Segment Start: READING TEXT

Photo by Colin Soper
Whitney Night, a volunteer with the Tallahassee Haiti Medical Team, holds a young patient.
The first time he returned to the United States, after spending a week in Haiti last December, Colin Soper knew he had to go back to the poorest country in the Western hemisphere.
“Going back home was bittersweet,” he said, explaining that the people he worked with are still living in abject poverty. “The rampant poverty, lack of infrastructure, and hardships of every day life that these people gracefully endure, are astounding, inspiring, and heartbreaking. Words cannot do it justice.”
Soper, 23, a former resident of Audubon and graduate of Holy Saviour Elementary School in Westmont, visited the village of Dumay, Haiti, as a volunteer with the Tallahassee Haiti Medical Team. This month he is going back and will be there from June 17-24.
Six times a year, the Tallahassee Haiti Medical Team organization sends a team of volunteer doctors, nurses, EMTS, medical students, nursing students and others to staff a medical clinic in Dumay. Open for a week, the clinic and its volunteers provide medications, vitamins and other medical supplies to 100-150 villagers of all ages.
The team gives out basic items such as soap and Tylenol, while also treating more serious issues such as hookworm and malnutrition.
For the most severe cases, patients may be sent to a hospital in Haiti’s capital, Port-au-Prince, or even to the United States, provided the team has raised the necessary funds.
The staff also provides a bowl of rice and beans to the children of Dumay and its surrounding villages. For many of these children, it is the only meal they will get that day.
After graduating from Holy Saviour, Soper went on to St. Joseph Preparatory School in Philadelphia and Georgetown University in Washington, D.C., majoring in neurobiology and minoring in fine arts. He currently lives and works in Washington, D.C.

Segment End: READING TEXT
Segment Start: SUPPLIED RECORDS

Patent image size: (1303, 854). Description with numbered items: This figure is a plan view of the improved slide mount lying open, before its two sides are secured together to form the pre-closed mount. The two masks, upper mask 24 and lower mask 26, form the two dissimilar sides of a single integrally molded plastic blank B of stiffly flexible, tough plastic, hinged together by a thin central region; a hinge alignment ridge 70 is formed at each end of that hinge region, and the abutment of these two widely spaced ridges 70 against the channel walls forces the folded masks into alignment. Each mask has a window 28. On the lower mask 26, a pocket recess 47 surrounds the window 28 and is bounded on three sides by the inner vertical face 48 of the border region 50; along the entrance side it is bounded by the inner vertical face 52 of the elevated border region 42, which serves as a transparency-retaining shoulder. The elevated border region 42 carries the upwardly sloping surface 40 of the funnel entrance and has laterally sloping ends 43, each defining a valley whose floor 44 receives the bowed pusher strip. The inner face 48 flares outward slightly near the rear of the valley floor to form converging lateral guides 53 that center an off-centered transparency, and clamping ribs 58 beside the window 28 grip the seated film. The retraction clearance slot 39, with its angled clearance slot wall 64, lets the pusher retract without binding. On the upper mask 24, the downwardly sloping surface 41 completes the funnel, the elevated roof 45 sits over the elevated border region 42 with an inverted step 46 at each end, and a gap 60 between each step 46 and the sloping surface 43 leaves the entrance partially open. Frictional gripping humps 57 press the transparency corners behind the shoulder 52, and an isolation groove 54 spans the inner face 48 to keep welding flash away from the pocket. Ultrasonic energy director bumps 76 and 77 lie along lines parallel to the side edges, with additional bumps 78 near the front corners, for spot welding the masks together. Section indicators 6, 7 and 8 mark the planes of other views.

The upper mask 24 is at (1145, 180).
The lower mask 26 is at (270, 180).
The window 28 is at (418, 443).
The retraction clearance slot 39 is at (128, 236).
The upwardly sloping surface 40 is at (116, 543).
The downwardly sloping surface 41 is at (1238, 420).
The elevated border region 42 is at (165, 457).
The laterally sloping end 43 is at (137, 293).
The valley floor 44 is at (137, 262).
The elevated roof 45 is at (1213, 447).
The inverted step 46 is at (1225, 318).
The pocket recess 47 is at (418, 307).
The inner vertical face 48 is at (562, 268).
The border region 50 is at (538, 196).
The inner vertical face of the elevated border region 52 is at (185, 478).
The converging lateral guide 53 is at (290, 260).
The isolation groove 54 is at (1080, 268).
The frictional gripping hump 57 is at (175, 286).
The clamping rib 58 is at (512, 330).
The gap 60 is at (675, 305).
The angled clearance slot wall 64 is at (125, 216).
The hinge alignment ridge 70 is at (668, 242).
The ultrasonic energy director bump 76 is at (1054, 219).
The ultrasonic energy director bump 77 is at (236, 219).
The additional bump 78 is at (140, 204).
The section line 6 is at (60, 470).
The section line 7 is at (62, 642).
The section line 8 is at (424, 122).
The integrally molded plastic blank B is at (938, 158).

Segment End: SUPPLIED RECORDS

* **COMPLETE THE FOLLOWING**:
[1] From the article about the Haiti medical team, give the passage starting with "Soper, 23, a" and going on through "the necessary funds." again, substituting "aspirin" for "Tylenol".
[2] According to the article about the Haiti medical team, how many times a year does the Tallahassee Haiti Medical Team send volunteers to staff the clinic in Dumay?

* **ANSWERS TO THE EXERCISES**:
[1]
Soper, 23, a former resident of Audubon and graduate of Holy Saviour Elementary School in Westmont, visited the village of Dumay, Haiti, as a volunteer with the Tallahassee Haiti Medical Team. This month he is going back and will be there from June 17-24.
Six times a year, the Tallahassee Haiti Medical Team organization sends a team of volunteer doctors, nurses, EMTS, medical students, nursing students and others to staff a medical clinic in Dumay. Open for a week, the clinic and its volunteers provide medications, vitamins and other medical supplies to 100-150 villagers of all ages.
The team gives out basic items such as soap and aspirin, while also treating more serious issues such as hookworm and malnutrition.
For the most severe cases, patients may be sent to a hospital in Haiti’s capital, Port-au-Prince, or even to the United States, provided the team has raised the necessary funds.

[2] Six times a year.